**REQUEST**:
Leave out the pictures and copy everything else below exactly.

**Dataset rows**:
* * *

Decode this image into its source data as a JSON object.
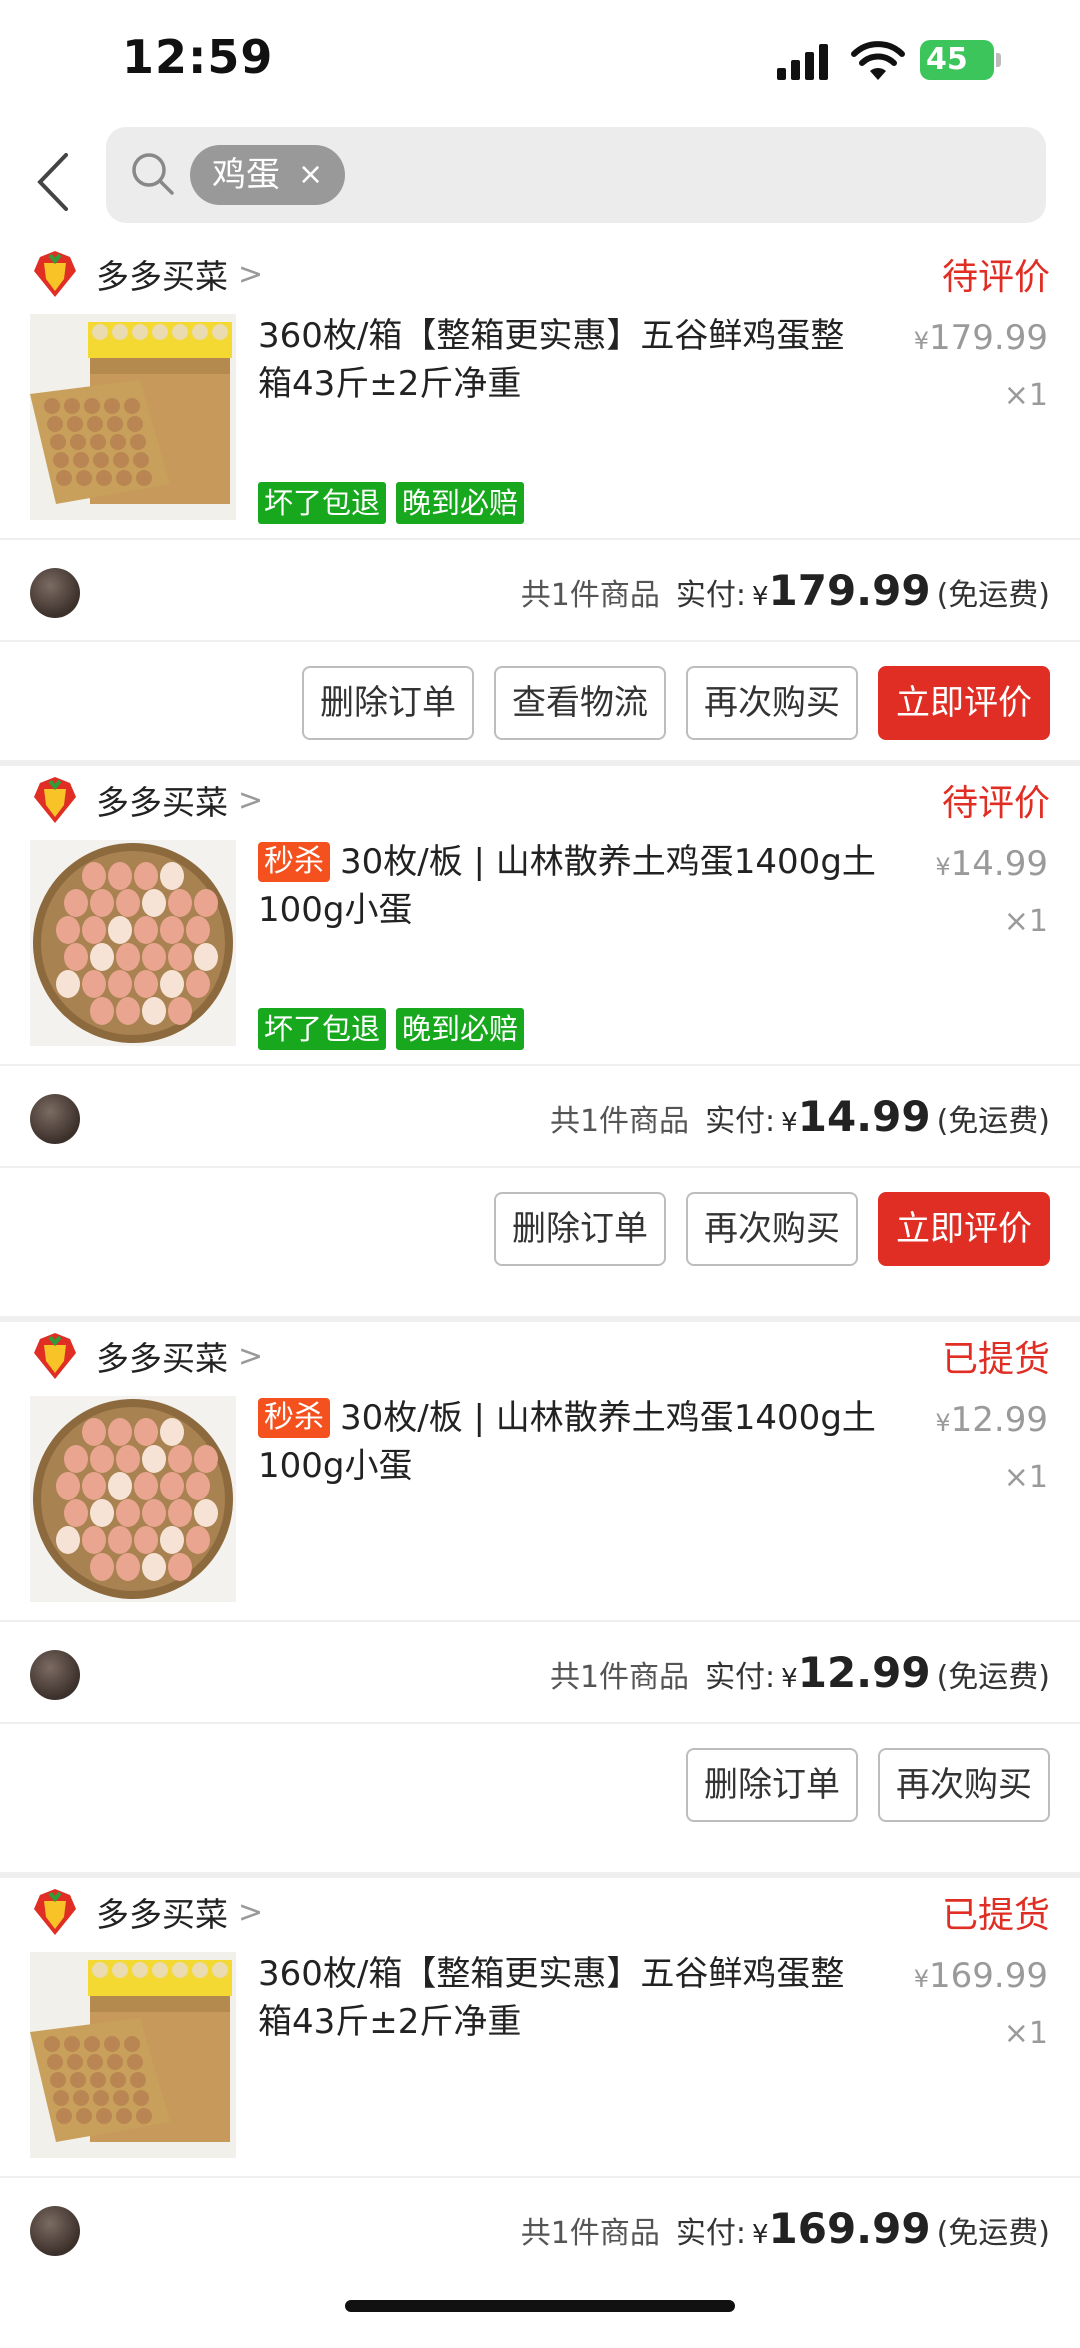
{
  "status_bar": {
    "time": "12:59",
    "battery": "45"
  },
  "search": {
    "chip_label": "鸡蛋",
    "chip_clear": "×"
  },
  "orders": [
    {
      "shop": "多多买菜",
      "status": "待评价",
      "title": "360枚/箱【整箱更实惠】五谷鲜鸡蛋整箱43斤±2斤净重",
      "badge": "",
      "unit_price": "179.99",
      "qty": "×1",
      "tags": [
        "坏了包退",
        "晚到必赔"
      ],
      "summary": {
        "count": "共1件商品",
        "paid_label": "实付:",
        "currency": "¥",
        "amount": "179.99",
        "shipping": "(免运费)"
      },
      "buttons": [
        "删除订单",
        "查看物流",
        "再次购买",
        "立即评价"
      ]
    },
    {
      "shop": "多多买菜",
      "status": "待评价",
      "title": "30枚/板 | 山林散养土鸡蛋1400g土100g小蛋",
      "badge": "秒杀",
      "unit_price": "14.99",
      "qty": "×1",
      "tags": [
        "坏了包退",
        "晚到必赔"
      ],
      "summary": {
        "count": "共1件商品",
        "paid_label": "实付:",
        "currency": "¥",
        "amount": "14.99",
        "shipping": "(免运费)"
      },
      "buttons": [
        "删除订单",
        "再次购买",
        "立即评价"
      ]
    },
    {
      "shop": "多多买菜",
      "status": "已提货",
      "title": "30枚/板 | 山林散养土鸡蛋1400g土100g小蛋",
      "badge": "秒杀",
      "unit_price": "12.99",
      "qty": "×1",
      "tags": [],
      "summary": {
        "count": "共1件商品",
        "paid_label": "实付:",
        "currency": "¥",
        "amount": "12.99",
        "shipping": "(免运费)"
      },
      "buttons": [
        "删除订单",
        "再次购买"
      ]
    },
    {
      "shop": "多多买菜",
      "status": "已提货",
      "title": "360枚/箱【整箱更实惠】五谷鲜鸡蛋整箱43斤±2斤净重",
      "badge": "",
      "unit_price": "169.99",
      "qty": "×1",
      "tags": [],
      "summary": {
        "count": "共1件商品",
        "paid_label": "实付:",
        "currency": "¥",
        "amount": "169.99",
        "shipping": "(免运费)"
      },
      "buttons": []
    }
  ],
  "colors": {
    "accent_red": "#e02e24",
    "tag_green": "#17a81d",
    "seckill_orange": "#f4511e"
  },
  "icons": [
    "back-icon",
    "search-icon",
    "shop-logo-icon",
    "chevron-right-icon"
  ]
}
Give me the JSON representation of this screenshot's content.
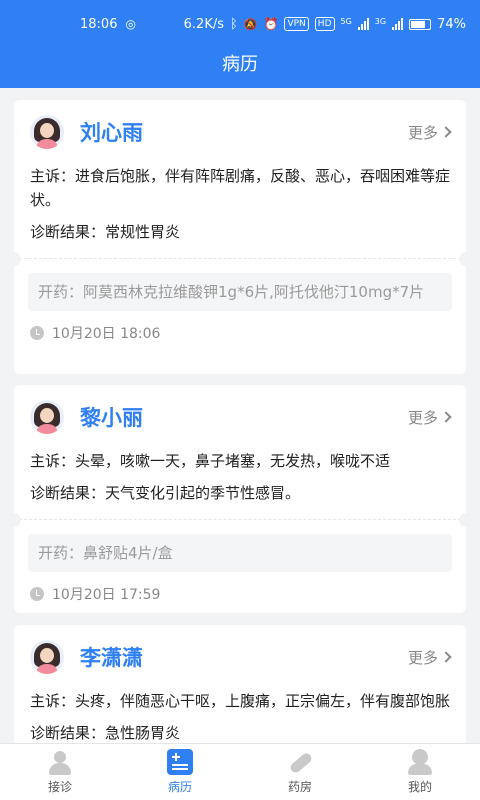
{
  "status_bar": {
    "time": "18:06",
    "network_speed": "6.2K/s",
    "vpn": "VPN",
    "hd": "HD",
    "sig1": "5G",
    "sig2": "3G",
    "battery": "74%"
  },
  "header": {
    "title": "病历"
  },
  "records": [
    {
      "name": "刘心雨",
      "more": "更多",
      "complaint": "主诉：进食后饱胀，伴有阵阵剧痛，反酸、恶心，吞咽困难等症状。",
      "diagnosis": "诊断结果：常规性胃炎",
      "prescription": "开药：阿莫西林克拉维酸钾1g*6片,阿托伐他汀10mg*7片",
      "time": "10月20日 18:06"
    },
    {
      "name": "黎小丽",
      "more": "更多",
      "complaint": "主诉：头晕，咳嗽一天，鼻子堵塞，无发热，喉咙不适",
      "diagnosis": "诊断结果：天气变化引起的季节性感冒。",
      "prescription": "开药：鼻舒贴4片/盒",
      "time": "10月20日 17:59"
    },
    {
      "name": "李潇潇",
      "more": "更多",
      "complaint": "主诉：头疼，伴随恶心干呕，上腹痛，正宗偏左，伴有腹部饱胀",
      "diagnosis": "诊断结果：急性肠胃炎"
    }
  ],
  "nav": [
    {
      "label": "接诊",
      "icon": "doctor-icon",
      "active": false
    },
    {
      "label": "病历",
      "icon": "medical-record-icon",
      "active": true
    },
    {
      "label": "药房",
      "icon": "pill-icon",
      "active": false
    },
    {
      "label": "我的",
      "icon": "profile-icon",
      "active": false
    }
  ],
  "colors": {
    "primary": "#2f80f5",
    "background": "#f2f3f5"
  }
}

* * *

**EXERCISE OUTPUT**:
Decode this image into its source data as a JSON object.
{
  "status_bar": {
    "time": "12:59",
    "battery": "45"
  },
  "search": {
    "chip_label": "鸡蛋",
    "chip_clear": "×"
  },
  "orders": [
    {
      "shop": "多多买菜",
      "status": "待评价",
      "title": "360枚/箱【整箱更实惠】五谷鲜鸡蛋整箱43斤±2斤净重",
      "badge": "",
      "unit_price": "179.99",
      "qty": "×1",
      "tags": [
        "坏了包退",
        "晚到必赔"
      ],
      "summary": {
        "count": "共1件商品",
        "paid_label": "实付:",
        "currency": "¥",
        "amount": "179.99",
        "shipping": "(免运费)"
      },
      "buttons": [
        "删除订单",
        "查看物流",
        "再次购买",
        "立即评价"
      ]
    },
    {
      "shop": "多多买菜",
      "status": "待评价",
      "title": "30枚/板 | 山林散养土鸡蛋1400g土100g小蛋",
      "badge": "秒杀",
      "unit_price": "14.99",
      "qty": "×1",
      "tags": [
        "坏了包退",
        "晚到必赔"
      ],
      "summary": {
        "count": "共1件商品",
        "paid_label": "实付:",
        "currency": "¥",
        "amount": "14.99",
        "shipping": "(免运费)"
      },
      "buttons": [
        "删除订单",
        "再次购买",
        "立即评价"
      ]
    },
    {
      "shop": "多多买菜",
      "status": "已提货",
      "title": "30枚/板 | 山林散养土鸡蛋1400g土100g小蛋",
      "badge": "秒杀",
      "unit_price": "12.99",
      "qty": "×1",
      "tags": [],
      "summary": {
        "count": "共1件商品",
        "paid_label": "实付:",
        "currency": "¥",
        "amount": "12.99",
        "shipping": "(免运费)"
      },
      "buttons": [
        "删除订单",
        "再次购买"
      ]
    },
    {
      "shop": "多多买菜",
      "status": "已提货",
      "title": "360枚/箱【整箱更实惠】五谷鲜鸡蛋整箱43斤±2斤净重",
      "badge": "",
      "unit_price": "169.99",
      "qty": "×1",
      "tags": [],
      "summary": {
        "count": "共1件商品",
        "paid_label": "实付:",
        "currency": "¥",
        "amount": "169.99",
        "shipping": "(免运费)"
      },
      "buttons": []
    }
  ],
  "colors": {
    "accent_red": "#e02e24",
    "tag_green": "#17a81d",
    "seckill_orange": "#f4511e"
  },
  "icons": [
    "back-icon",
    "search-icon",
    "shop-logo-icon",
    "chevron-right-icon"
  ]
}
Give me the JSON representation of this screenshot's content.
{
  "status_bar": {
    "time": "18:06",
    "network_speed": "6.2K/s",
    "vpn": "VPN",
    "hd": "HD",
    "sig1": "5G",
    "sig2": "3G",
    "battery": "74%"
  },
  "header": {
    "title": "病历"
  },
  "records": [
    {
      "name": "刘心雨",
      "more": "更多",
      "complaint": "主诉：进食后饱胀，伴有阵阵剧痛，反酸、恶心，吞咽困难等症状。",
      "diagnosis": "诊断结果：常规性胃炎",
      "prescription": "开药：阿莫西林克拉维酸钾1g*6片,阿托伐他汀10mg*7片",
      "time": "10月20日 18:06"
    },
    {
      "name": "黎小丽",
      "more": "更多",
      "complaint": "主诉：头晕，咳嗽一天，鼻子堵塞，无发热，喉咙不适",
      "diagnosis": "诊断结果：天气变化引起的季节性感冒。",
      "prescription": "开药：鼻舒贴4片/盒",
      "time": "10月20日 17:59"
    },
    {
      "name": "李潇潇",
      "more": "更多",
      "complaint": "主诉：头疼，伴随恶心干呕，上腹痛，正宗偏左，伴有腹部饱胀",
      "diagnosis": "诊断结果：急性肠胃炎"
    }
  ],
  "nav": [
    {
      "label": "接诊",
      "icon": "doctor-icon",
      "active": false
    },
    {
      "label": "病历",
      "icon": "medical-record-icon",
      "active": true
    },
    {
      "label": "药房",
      "icon": "pill-icon",
      "active": false
    },
    {
      "label": "我的",
      "icon": "profile-icon",
      "active": false
    }
  ],
  "colors": {
    "primary": "#2f80f5",
    "background": "#f2f3f5"
  }
}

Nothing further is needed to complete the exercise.